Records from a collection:
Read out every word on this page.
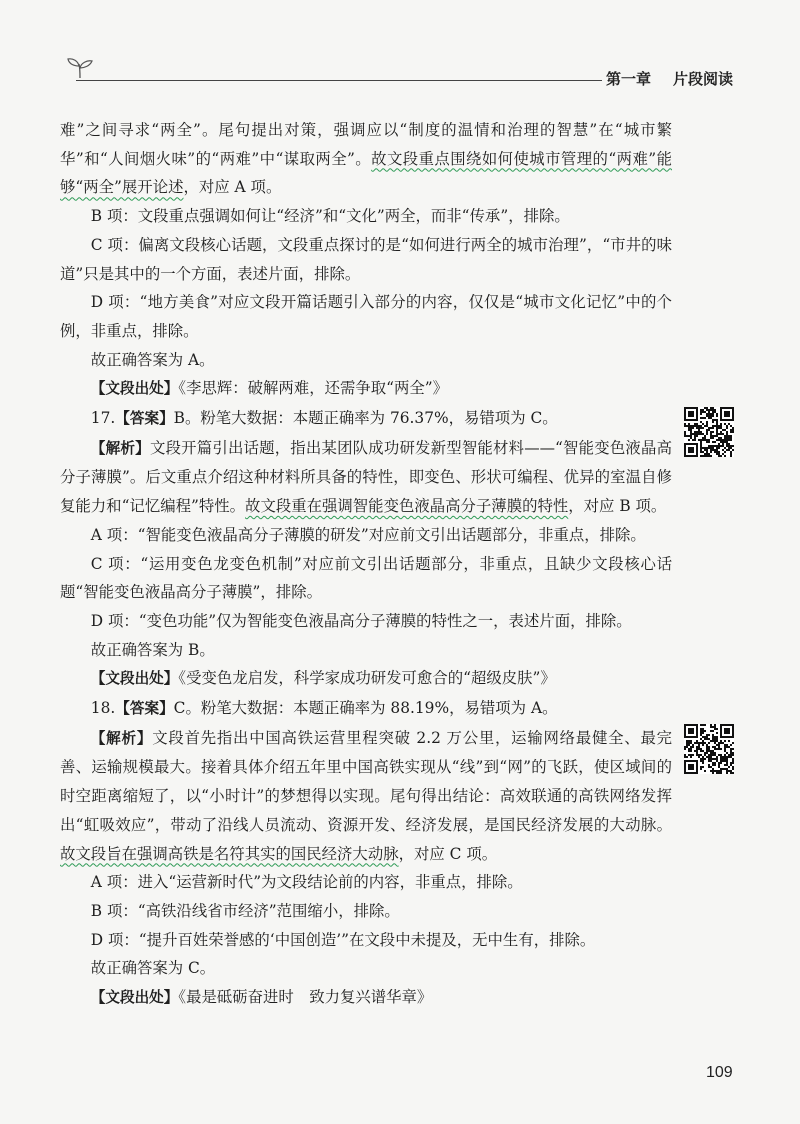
第一章 片段阅读

难”之间寻求“两全”。尾句提出对策，强调应以“制度的温情和治理的智慧”在“城市繁华”和“人间烟火味”的“两难”中“谋取两全”。故文段重点围绕如何使城市管理的“两难”能够“两全”展开论述，对应 A 项。

B 项：文段重点强调如何让“经济”和“文化”两全，而非“传承”，排除。

C 项：偏离文段核心话题，文段重点探讨的是“如何进行两全的城市治理”，“市井的味道”只是其中的一个方面，表述片面，排除。

D 项：“地方美食”对应文段开篇话题引入部分的内容，仅仅是“城市文化记忆”中的个例，非重点，排除。

故正确答案为 A。

【文段出处】《李思辉：破解两难，还需争取“两全”》

17.【答案】B。粉笔大数据：本题正确率为 76.37%，易错项为 C。

【解析】文段开篇引出话题，指出某团队成功研发新型智能材料——“智能变色液晶高分子薄膜”。后文重点介绍这种材料所具备的特性，即变色、形状可编程、优异的室温自修复能力和“记忆编程”特性。故文段重在强调智能变色液晶高分子薄膜的特性，对应 B 项。

A 项：“智能变色液晶高分子薄膜的研发”对应前文引出话题部分，非重点，排除。

C 项：“运用变色龙变色机制”对应前文引出话题部分，非重点，且缺少文段核心话题“智能变色液晶高分子薄膜”，排除。

D 项：“变色功能”仅为智能变色液晶高分子薄膜的特性之一，表述片面，排除。

故正确答案为 B。

【文段出处】《受变色龙启发，科学家成功研发可愈合的“超级皮肤”》

18.【答案】C。粉笔大数据：本题正确率为 88.19%，易错项为 A。

【解析】文段首先指出中国高铁运营里程突破 2.2 万公里，运输网络最健全、最完善、运输规模最大。接着具体介绍五年里中国高铁实现从“线”到“网”的飞跃，使区域间的时空距离缩短了，以“小时计”的梦想得以实现。尾句得出结论：高效联通的高铁网络发挥出“虹吸效应”，带动了沿线人员流动、资源开发、经济发展，是国民经济发展的大动脉。故文段旨在强调高铁是名符其实的国民经济大动脉，对应 C 项。

A 项：进入“运营新时代”为文段结论前的内容，非重点，排除。

B 项：“高铁沿线省市经济”范围缩小，排除。

D 项：“提升百姓荣誉感的‘中国创造’”在文段中未提及，无中生有，排除。

故正确答案为 C。

【文段出处】《最是砥砺奋进时　致力复兴谱华章》

109
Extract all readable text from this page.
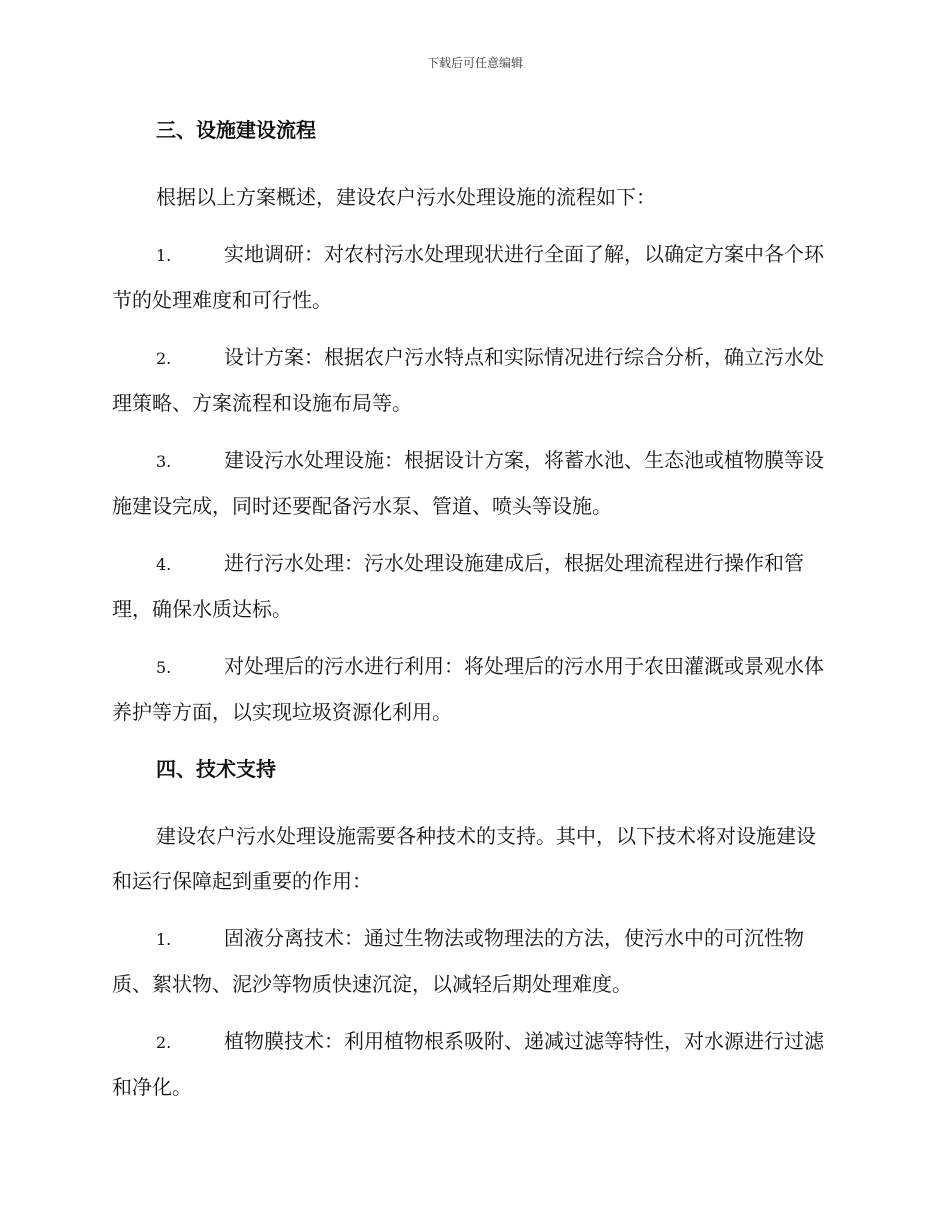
下载后可任意编辑
三、设施建设流程

根据以上方案概述，建设农户污水处理设施的流程如下：

1.	实地调研：对农村污水处理现状进行全面了解，以确定方案中各个环节的处理难度和可行性。

2.	设计方案：根据农户污水特点和实际情况进行综合分析，确立污水处理策略、方案流程和设施布局等。

3.	建设污水处理设施：根据设计方案，将蓄水池、生态池或植物膜等设施建设完成，同时还要配备污水泵、管道、喷头等设施。

4.	进行污水处理：污水处理设施建成后，根据处理流程进行操作和管理，确保水质达标。

5.	对处理后的污水进行利用：将处理后的污水用于农田灌溉或景观水体养护等方面，以实现垃圾资源化利用。

四、技术支持

建设农户污水处理设施需要各种技术的支持。其中，以下技术将对设施建设和运行保障起到重要的作用：

1.	固液分离技术：通过生物法或物理法的方法，使污水中的可沉性物质、絮状物、泥沙等物质快速沉淀，以减轻后期处理难度。

2.	植物膜技术：利用植物根系吸附、递减过滤等特性，对水源进行过滤和净化。
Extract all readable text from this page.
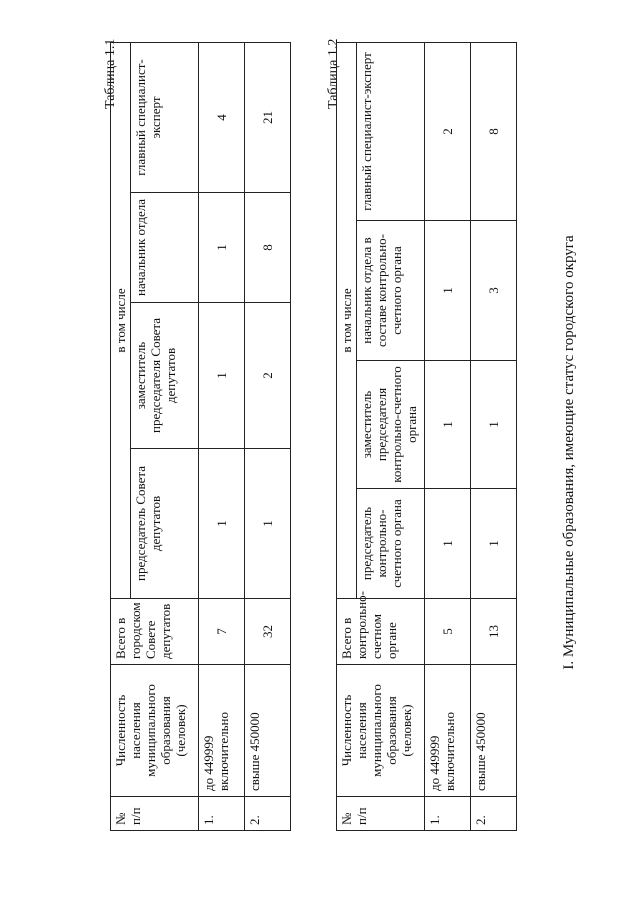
I. Муниципальные образования, имеющие статус городского округа
Таблица 1.1
№ п/п	Численность населения муниципального образования (человек)	Всего в городском Совете депутатов	в том числе			
			председатель Совета депутатов	заместитель председателя Совета депутатов	начальник отдела	главный специалист-эксперт
1.	до 449999 включительно	7	1	1	1	4
2.	свыше 450000	32	1	2	8	21
Таблица 1.2
№ п/п	Численность населения муниципального образования (человек)	Всего в контрольно-счетном органе	в том числе			
			председатель контрольно-счетного органа	заместитель председателя контрольно-счетного органа	начальник отдела в составе контрольно-счетного органа	главный специалист-эксперт
1.	до 449999 включительно	5	1	1	1	2
2.	свыше 450000	13	1	1	3	8
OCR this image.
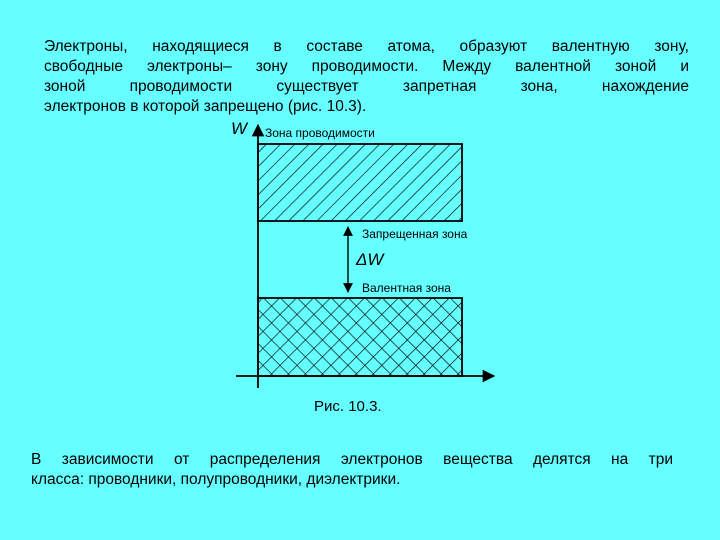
Электроны, находящиеся в составе атома, образуют валентную зону,
свободные электроны– зону проводимости. Между валентной зоной и
зоной проводимости существует запретная зона, нахождение
электронов в которой запрещено (рис. 10.3).
W Зона проводимости
Запрещенная зона
ΔW
Валентная зона
Рис. 10.3.
В зависимости от распределения электронов вещества делятся на три
класса: проводники, полупроводники, диэлектрики.
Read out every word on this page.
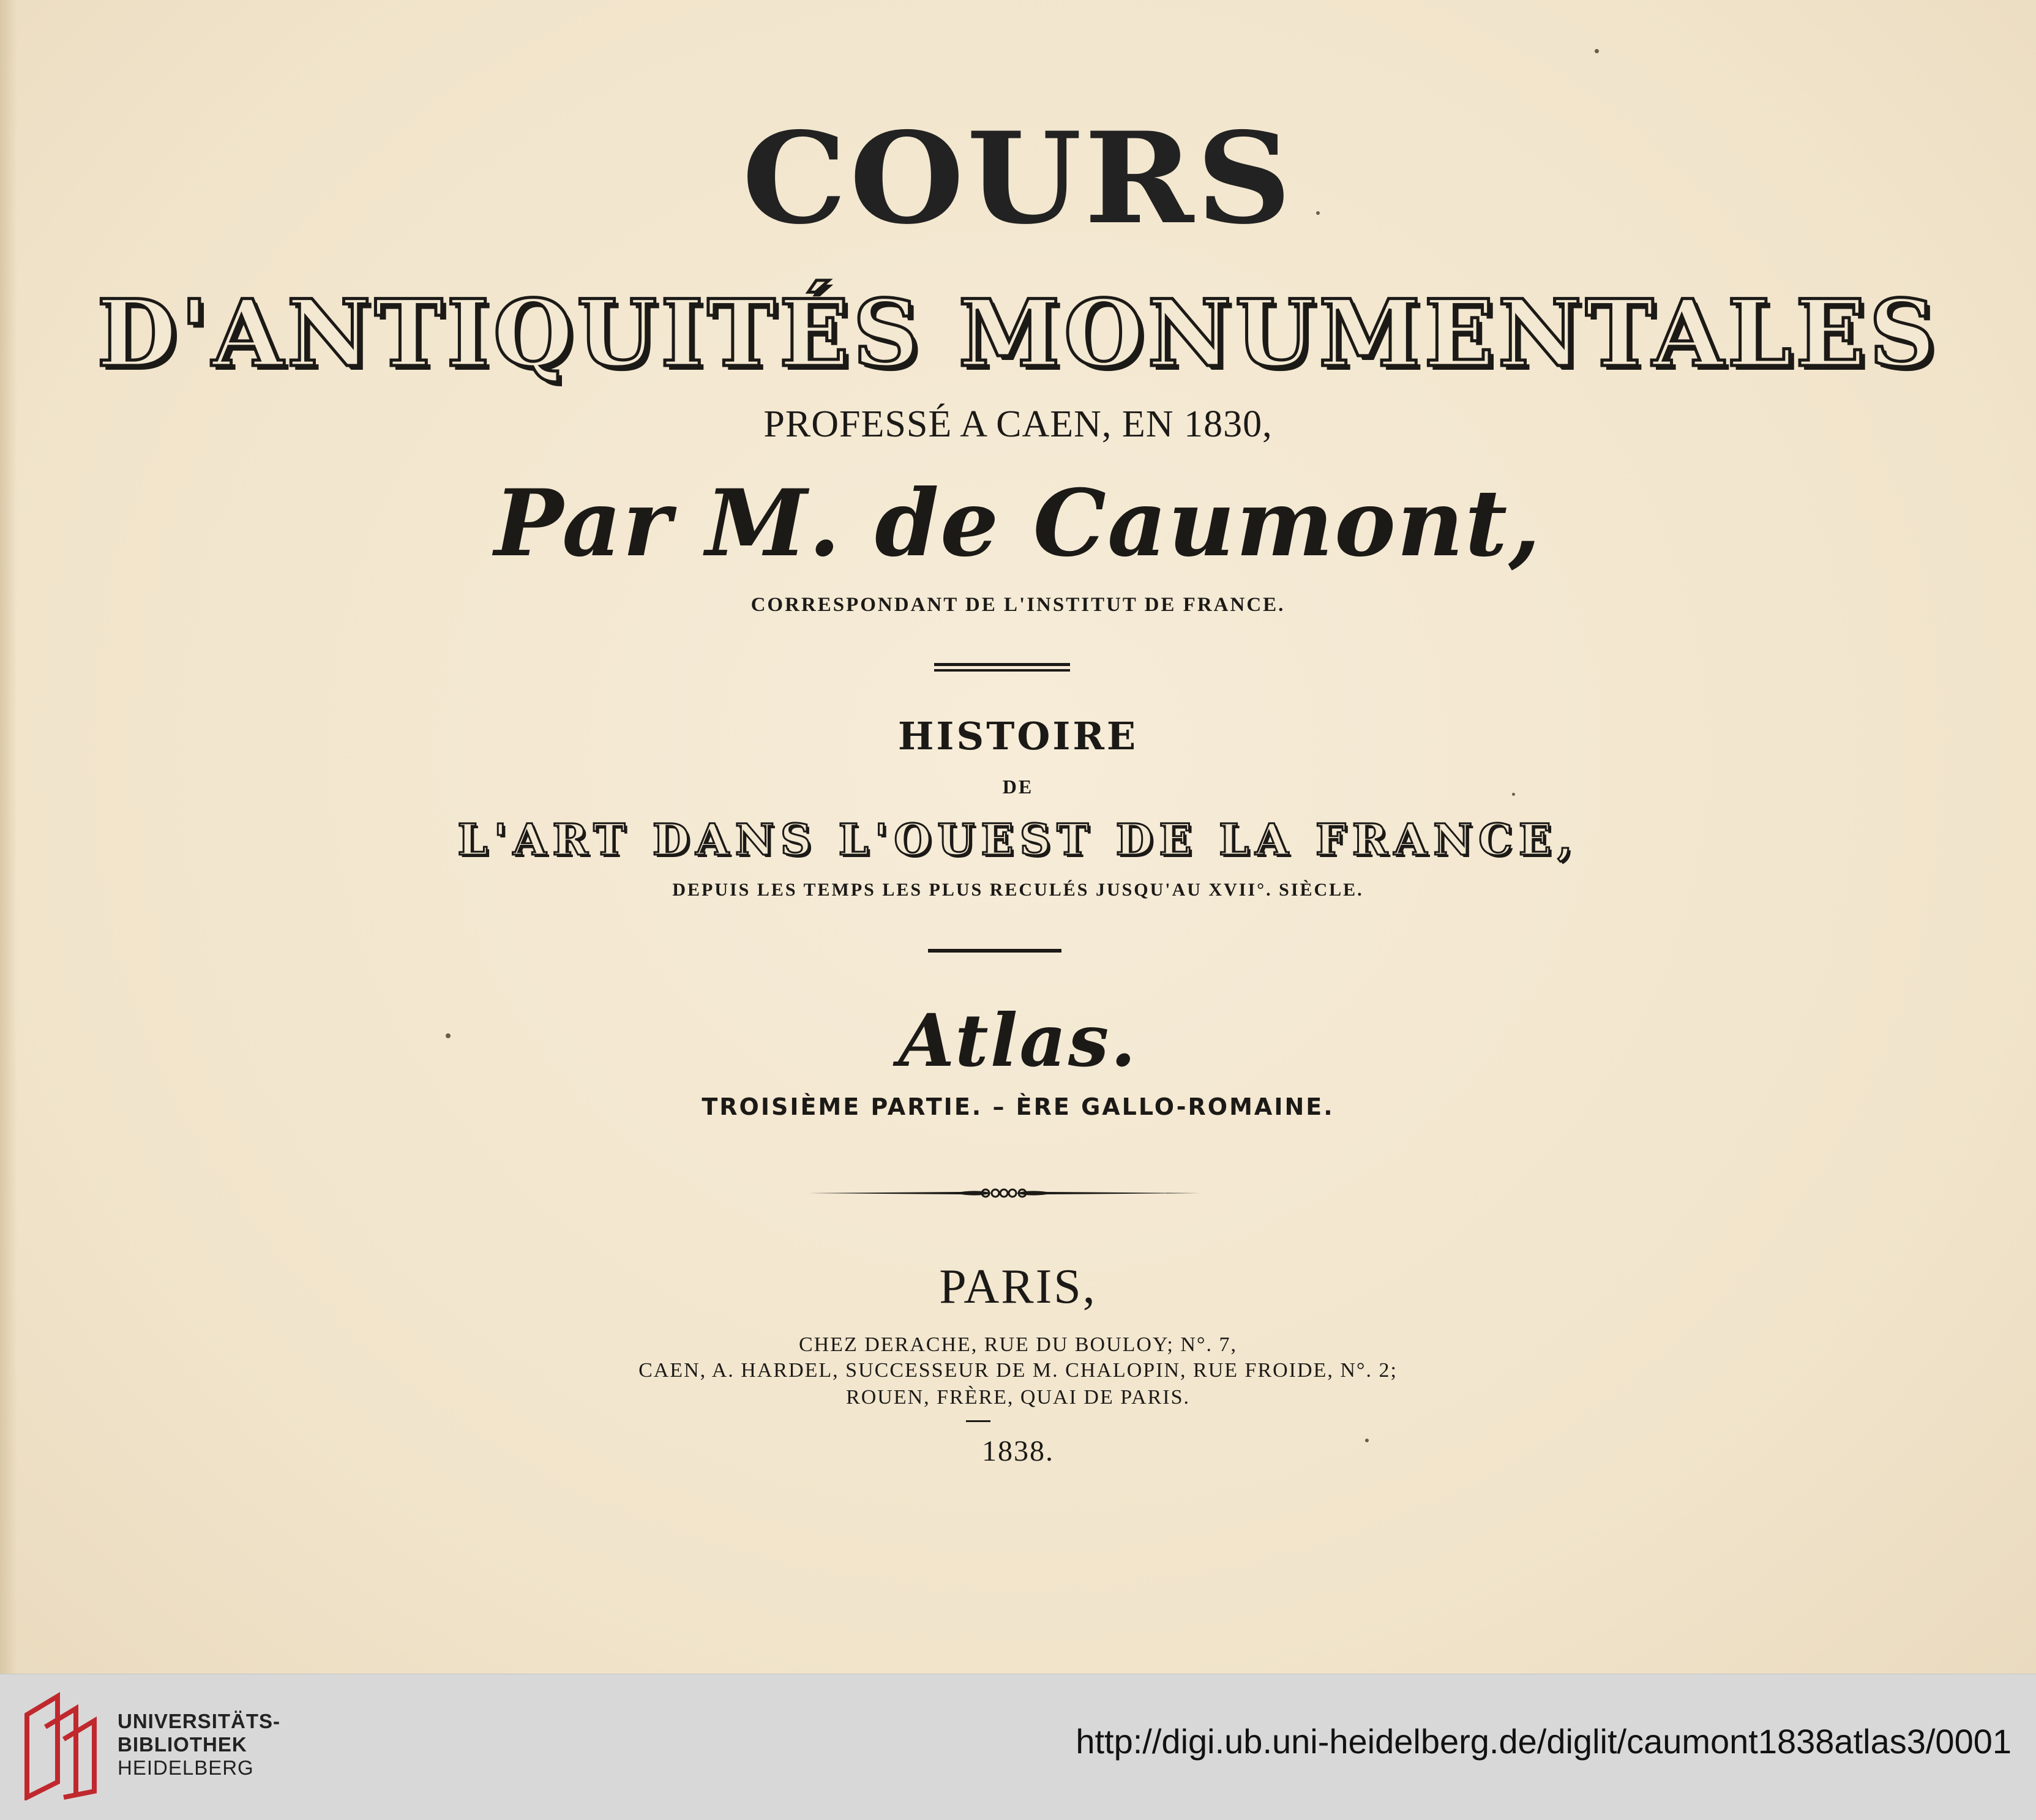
COURS
D'ANTIQUITÉS MONUMENTALES
PROFESSÉ A CAEN, EN 1830,
Par M. de Caumont,
CORRESPONDANT DE L'INSTITUT DE FRANCE.
HISTOIRE
DE
L'ART DANS L'OUEST DE LA FRANCE,
DEPUIS LES TEMPS LES PLUS RECULÉS JUSQU'AU XVII°. SIÈCLE.
Atlas.
TROISIÈME PARTIE. – ÈRE GALLO-ROMAINE.
PARIS,
CHEZ DERACHE, RUE DU BOULOY; N°. 7,
CAEN, A. HARDEL, SUCCESSEUR DE M. CHALOPIN, RUE FROIDE, N°. 2;
ROUEN, FRÈRE, QUAI DE PARIS.
1838.
UNIVERSITÄTS-
BIBLIOTHEK
HEIDELBERG
http://digi.ub.uni-heidelberg.de/diglit/caumont1838atlas3/0001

■ What is expected
Restate the records word for word, omitting images.

■ Complete response
Read out every word on this page.
第一章 片段阅读

难”之间寻求“两全”。尾句提出对策，强调应以“制度的温情和治理的智慧”在“城市繁华”和“人间烟火味”的“两难”中“谋取两全”。故文段重点围绕如何使城市管理的“两难”能够“两全”展开论述，对应 A 项。

B 项：文段重点强调如何让“经济”和“文化”两全，而非“传承”，排除。

C 项：偏离文段核心话题，文段重点探讨的是“如何进行两全的城市治理”，“市井的味道”只是其中的一个方面，表述片面，排除。

D 项：“地方美食”对应文段开篇话题引入部分的内容，仅仅是“城市文化记忆”中的个例，非重点，排除。

故正确答案为 A。

【文段出处】《李思辉：破解两难，还需争取“两全”》

17.【答案】B。粉笔大数据：本题正确率为 76.37%，易错项为 C。

【解析】文段开篇引出话题，指出某团队成功研发新型智能材料——“智能变色液晶高分子薄膜”。后文重点介绍这种材料所具备的特性，即变色、形状可编程、优异的室温自修复能力和“记忆编程”特性。故文段重在强调智能变色液晶高分子薄膜的特性，对应 B 项。

A 项：“智能变色液晶高分子薄膜的研发”对应前文引出话题部分，非重点，排除。

C 项：“运用变色龙变色机制”对应前文引出话题部分，非重点，且缺少文段核心话题“智能变色液晶高分子薄膜”，排除。

D 项：“变色功能”仅为智能变色液晶高分子薄膜的特性之一，表述片面，排除。

故正确答案为 B。

【文段出处】《受变色龙启发，科学家成功研发可愈合的“超级皮肤”》

18.【答案】C。粉笔大数据：本题正确率为 88.19%，易错项为 A。

【解析】文段首先指出中国高铁运营里程突破 2.2 万公里，运输网络最健全、最完善、运输规模最大。接着具体介绍五年里中国高铁实现从“线”到“网”的飞跃，使区域间的时空距离缩短了，以“小时计”的梦想得以实现。尾句得出结论：高效联通的高铁网络发挥出“虹吸效应”，带动了沿线人员流动、资源开发、经济发展，是国民经济发展的大动脉。故文段旨在强调高铁是名符其实的国民经济大动脉，对应 C 项。

A 项：进入“运营新时代”为文段结论前的内容，非重点，排除。

B 项：“高铁沿线省市经济”范围缩小，排除。

D 项：“提升百姓荣誉感的‘中国创造’”在文段中未提及，无中生有，排除。

故正确答案为 C。

【文段出处】《最是砥砺奋进时　致力复兴谱华章》

109
Extract all readable text from this page.
下载后可任意编辑
三、设施建设流程

根据以上方案概述，建设农户污水处理设施的流程如下：

1.	实地调研：对农村污水处理现状进行全面了解，以确定方案中各个环节的处理难度和可行性。

2.	设计方案：根据农户污水特点和实际情况进行综合分析，确立污水处理策略、方案流程和设施布局等。

3.	建设污水处理设施：根据设计方案，将蓄水池、生态池或植物膜等设施建设完成，同时还要配备污水泵、管道、喷头等设施。

4.	进行污水处理：污水处理设施建成后，根据处理流程进行操作和管理，确保水质达标。

5.	对处理后的污水进行利用：将处理后的污水用于农田灌溉或景观水体养护等方面，以实现垃圾资源化利用。

四、技术支持

建设农户污水处理设施需要各种技术的支持。其中，以下技术将对设施建设和运行保障起到重要的作用：

1.	固液分离技术：通过生物法或物理法的方法，使污水中的可沉性物质、絮状物、泥沙等物质快速沉淀，以减轻后期处理难度。

2.	植物膜技术：利用植物根系吸附、递减过滤等特性，对水源进行过滤和净化。
Extract all readable text from this page.
I. Муниципальные образования, имеющие статус городского округа
Таблица 1.1
№ п/п	Численность населения муниципального образования (человек)	Всего в городском Совете депутатов	в том числе			
			председатель Совета депутатов	заместитель председателя Совета депутатов	начальник отдела	главный специалист-эксперт
1.	до 449999 включительно	7	1	1	1	4
2.	свыше 450000	32	1	2	8	21
Таблица 1.2
№ п/п	Численность населения муниципального образования (человек)	Всего в контрольно-счетном органе	в том числе			
			председатель контрольно-счетного органа	заместитель председателя контрольно-счетного органа	начальник отдела в составе контрольно-счетного органа	главный специалист-эксперт
1.	до 449999 включительно	5	1	1	1	2
2.	свыше 450000	13	1	1	3	8
OCR this image.
Электроны, находящиеся в составе атома, образуют валентную зону,
свободные электроны– зону проводимости. Между валентной зоной и
зоной проводимости существует запретная зона, нахождение
электронов в которой запрещено (рис. 10.3).
W Зона проводимости
Запрещенная зона
ΔW
Валентная зона
Рис. 10.3.
В зависимости от распределения электронов вещества делятся на три
класса: проводники, полупроводники, диэлектрики.
Read out every word on this page.
COURS
D'ANTIQUITÉS MONUMENTALES
PROFESSÉ A CAEN, EN 1830,
Par M. de Caumont,
CORRESPONDANT DE L'INSTITUT DE FRANCE.
HISTOIRE
DE
L'ART DANS L'OUEST DE LA FRANCE,
DEPUIS LES TEMPS LES PLUS RECULÉS JUSQU'AU XVII°. SIÈCLE.
Atlas.
TROISIÈME PARTIE. – ÈRE GALLO-ROMAINE.
PARIS,
CHEZ DERACHE, RUE DU BOULOY; N°. 7,
CAEN, A. HARDEL, SUCCESSEUR DE M. CHALOPIN, RUE FROIDE, N°. 2;
ROUEN, FRÈRE, QUAI DE PARIS.
1838.
UNIVERSITÄTS-
BIBLIOTHEK
HEIDELBERG
http://digi.ub.uni-heidelberg.de/diglit/caumont1838atlas3/0001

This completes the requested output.